Records shown:

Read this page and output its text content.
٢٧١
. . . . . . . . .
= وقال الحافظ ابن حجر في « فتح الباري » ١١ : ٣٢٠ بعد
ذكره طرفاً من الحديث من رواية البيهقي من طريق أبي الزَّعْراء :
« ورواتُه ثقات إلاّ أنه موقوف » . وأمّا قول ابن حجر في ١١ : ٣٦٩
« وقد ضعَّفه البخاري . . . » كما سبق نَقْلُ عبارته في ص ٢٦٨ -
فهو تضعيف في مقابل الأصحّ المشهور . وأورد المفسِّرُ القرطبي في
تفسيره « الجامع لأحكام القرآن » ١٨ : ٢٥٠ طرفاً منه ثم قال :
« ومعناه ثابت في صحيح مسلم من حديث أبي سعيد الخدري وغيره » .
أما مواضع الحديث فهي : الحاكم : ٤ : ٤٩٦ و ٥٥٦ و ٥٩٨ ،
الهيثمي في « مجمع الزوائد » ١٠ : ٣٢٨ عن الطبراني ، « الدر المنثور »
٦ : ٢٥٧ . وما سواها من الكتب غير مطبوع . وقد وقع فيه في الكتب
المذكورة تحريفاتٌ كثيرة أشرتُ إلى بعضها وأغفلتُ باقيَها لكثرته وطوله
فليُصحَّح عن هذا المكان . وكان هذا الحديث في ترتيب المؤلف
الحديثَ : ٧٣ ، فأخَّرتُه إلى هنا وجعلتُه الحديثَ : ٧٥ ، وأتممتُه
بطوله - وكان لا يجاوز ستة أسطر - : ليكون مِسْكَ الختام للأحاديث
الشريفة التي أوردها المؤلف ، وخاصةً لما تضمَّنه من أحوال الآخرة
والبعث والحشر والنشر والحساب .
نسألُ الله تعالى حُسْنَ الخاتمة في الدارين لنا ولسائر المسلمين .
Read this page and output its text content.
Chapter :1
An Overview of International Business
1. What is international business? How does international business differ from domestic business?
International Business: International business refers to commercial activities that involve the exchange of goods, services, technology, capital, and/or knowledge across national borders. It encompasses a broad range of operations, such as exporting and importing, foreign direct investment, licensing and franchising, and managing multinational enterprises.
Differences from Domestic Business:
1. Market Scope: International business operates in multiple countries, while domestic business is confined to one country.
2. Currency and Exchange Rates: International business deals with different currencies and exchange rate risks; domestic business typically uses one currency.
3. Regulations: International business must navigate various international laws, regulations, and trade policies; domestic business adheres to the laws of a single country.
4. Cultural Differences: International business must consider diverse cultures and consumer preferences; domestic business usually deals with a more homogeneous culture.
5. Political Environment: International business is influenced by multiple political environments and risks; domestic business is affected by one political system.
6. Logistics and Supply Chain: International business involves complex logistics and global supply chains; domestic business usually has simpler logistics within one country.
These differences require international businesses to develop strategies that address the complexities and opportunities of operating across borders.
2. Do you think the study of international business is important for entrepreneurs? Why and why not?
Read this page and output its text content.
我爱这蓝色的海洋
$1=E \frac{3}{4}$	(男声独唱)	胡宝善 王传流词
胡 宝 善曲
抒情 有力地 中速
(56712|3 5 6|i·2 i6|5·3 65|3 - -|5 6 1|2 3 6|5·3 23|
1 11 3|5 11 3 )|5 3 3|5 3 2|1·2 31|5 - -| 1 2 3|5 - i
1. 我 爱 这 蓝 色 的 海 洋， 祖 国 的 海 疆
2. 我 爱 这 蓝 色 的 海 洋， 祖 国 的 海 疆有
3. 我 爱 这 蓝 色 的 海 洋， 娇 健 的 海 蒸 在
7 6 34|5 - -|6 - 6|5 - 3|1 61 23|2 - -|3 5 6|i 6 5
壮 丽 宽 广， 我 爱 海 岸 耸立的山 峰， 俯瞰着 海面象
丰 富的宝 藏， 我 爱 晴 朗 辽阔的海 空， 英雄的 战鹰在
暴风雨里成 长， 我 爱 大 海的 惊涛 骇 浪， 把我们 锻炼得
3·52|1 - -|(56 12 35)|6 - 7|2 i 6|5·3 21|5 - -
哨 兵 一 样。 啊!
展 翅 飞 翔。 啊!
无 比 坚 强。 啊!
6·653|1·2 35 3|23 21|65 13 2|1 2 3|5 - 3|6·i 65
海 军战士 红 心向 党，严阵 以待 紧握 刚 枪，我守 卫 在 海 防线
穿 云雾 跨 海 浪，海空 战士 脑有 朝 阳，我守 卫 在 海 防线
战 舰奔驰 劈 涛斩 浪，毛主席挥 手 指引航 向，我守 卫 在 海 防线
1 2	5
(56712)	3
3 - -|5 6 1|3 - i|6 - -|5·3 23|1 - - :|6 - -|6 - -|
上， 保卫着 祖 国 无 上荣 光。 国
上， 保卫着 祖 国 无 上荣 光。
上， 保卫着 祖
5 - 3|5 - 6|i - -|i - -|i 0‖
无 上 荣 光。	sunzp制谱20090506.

To be done: Exactly reproduce all of the entries.

Completed exercise:
Read this page and output its text content.
٢٧١
. . . . . . . . .
= وقال الحافظ ابن حجر في « فتح الباري » ١١ : ٣٢٠ بعد
ذكره طرفاً من الحديث من رواية البيهقي من طريق أبي الزَّعْراء :
« ورواتُه ثقات إلاّ أنه موقوف » . وأمّا قول ابن حجر في ١١ : ٣٦٩
« وقد ضعَّفه البخاري . . . » كما سبق نَقْلُ عبارته في ص ٢٦٨ -
فهو تضعيف في مقابل الأصحّ المشهور . وأورد المفسِّرُ القرطبي في
تفسيره « الجامع لأحكام القرآن » ١٨ : ٢٥٠ طرفاً منه ثم قال :
« ومعناه ثابت في صحيح مسلم من حديث أبي سعيد الخدري وغيره » .
أما مواضع الحديث فهي : الحاكم : ٤ : ٤٩٦ و ٥٥٦ و ٥٩٨ ،
الهيثمي في « مجمع الزوائد » ١٠ : ٣٢٨ عن الطبراني ، « الدر المنثور »
٦ : ٢٥٧ . وما سواها من الكتب غير مطبوع . وقد وقع فيه في الكتب
المذكورة تحريفاتٌ كثيرة أشرتُ إلى بعضها وأغفلتُ باقيَها لكثرته وطوله
فليُصحَّح عن هذا المكان . وكان هذا الحديث في ترتيب المؤلف
الحديثَ : ٧٣ ، فأخَّرتُه إلى هنا وجعلتُه الحديثَ : ٧٥ ، وأتممتُه
بطوله - وكان لا يجاوز ستة أسطر - : ليكون مِسْكَ الختام للأحاديث
الشريفة التي أوردها المؤلف ، وخاصةً لما تضمَّنه من أحوال الآخرة
والبعث والحشر والنشر والحساب .
نسألُ الله تعالى حُسْنَ الخاتمة في الدارين لنا ولسائر المسلمين .
Read this page and output its text content.
Chapter :1
An Overview of International Business
1. What is international business? How does international business differ from domestic business?
International Business: International business refers to commercial activities that involve the exchange of goods, services, technology, capital, and/or knowledge across national borders. It encompasses a broad range of operations, such as exporting and importing, foreign direct investment, licensing and franchising, and managing multinational enterprises.
Differences from Domestic Business:
1. Market Scope: International business operates in multiple countries, while domestic business is confined to one country.
2. Currency and Exchange Rates: International business deals with different currencies and exchange rate risks; domestic business typically uses one currency.
3. Regulations: International business must navigate various international laws, regulations, and trade policies; domestic business adheres to the laws of a single country.
4. Cultural Differences: International business must consider diverse cultures and consumer preferences; domestic business usually deals with a more homogeneous culture.
5. Political Environment: International business is influenced by multiple political environments and risks; domestic business is affected by one political system.
6. Logistics and Supply Chain: International business involves complex logistics and global supply chains; domestic business usually has simpler logistics within one country.
These differences require international businesses to develop strategies that address the complexities and opportunities of operating across borders.
2. Do you think the study of international business is important for entrepreneurs? Why and why not?
Read this page and output its text content.
我爱这蓝色的海洋
$1=E \frac{3}{4}$	(男声独唱)	胡宝善 王传流词
胡 宝 善曲
抒情 有力地 中速
(56712|3 5 6|i·2 i6|5·3 65|3 - -|5 6 1|2 3 6|5·3 23|
1 11 3|5 11 3 )|5 3 3|5 3 2|1·2 31|5 - -| 1 2 3|5 - i
1. 我 爱 这 蓝 色 的 海 洋， 祖 国 的 海 疆
2. 我 爱 这 蓝 色 的 海 洋， 祖 国 的 海 疆有
3. 我 爱 这 蓝 色 的 海 洋， 娇 健 的 海 蒸 在
7 6 34|5 - -|6 - 6|5 - 3|1 61 23|2 - -|3 5 6|i 6 5
壮 丽 宽 广， 我 爱 海 岸 耸立的山 峰， 俯瞰着 海面象
丰 富的宝 藏， 我 爱 晴 朗 辽阔的海 空， 英雄的 战鹰在
暴风雨里成 长， 我 爱 大 海的 惊涛 骇 浪， 把我们 锻炼得
3·52|1 - -|(56 12 35)|6 - 7|2 i 6|5·3 21|5 - -
哨 兵 一 样。 啊!
展 翅 飞 翔。 啊!
无 比 坚 强。 啊!
6·653|1·2 35 3|23 21|65 13 2|1 2 3|5 - 3|6·i 65
海 军战士 红 心向 党，严阵 以待 紧握 刚 枪，我守 卫 在 海 防线
穿 云雾 跨 海 浪，海空 战士 脑有 朝 阳，我守 卫 在 海 防线
战 舰奔驰 劈 涛斩 浪，毛主席挥 手 指引航 向，我守 卫 在 海 防线
1 2	5
(56712)	3
3 - -|5 6 1|3 - i|6 - -|5·3 23|1 - - :|6 - -|6 - -|
上， 保卫着 祖 国 无 上荣 光。 国
上， 保卫着 祖 国 无 上荣 光。
上， 保卫着 祖
5 - 3|5 - 6|i - -|i - -|i 0‖
无 上 荣 光。	sunzp制谱20090506.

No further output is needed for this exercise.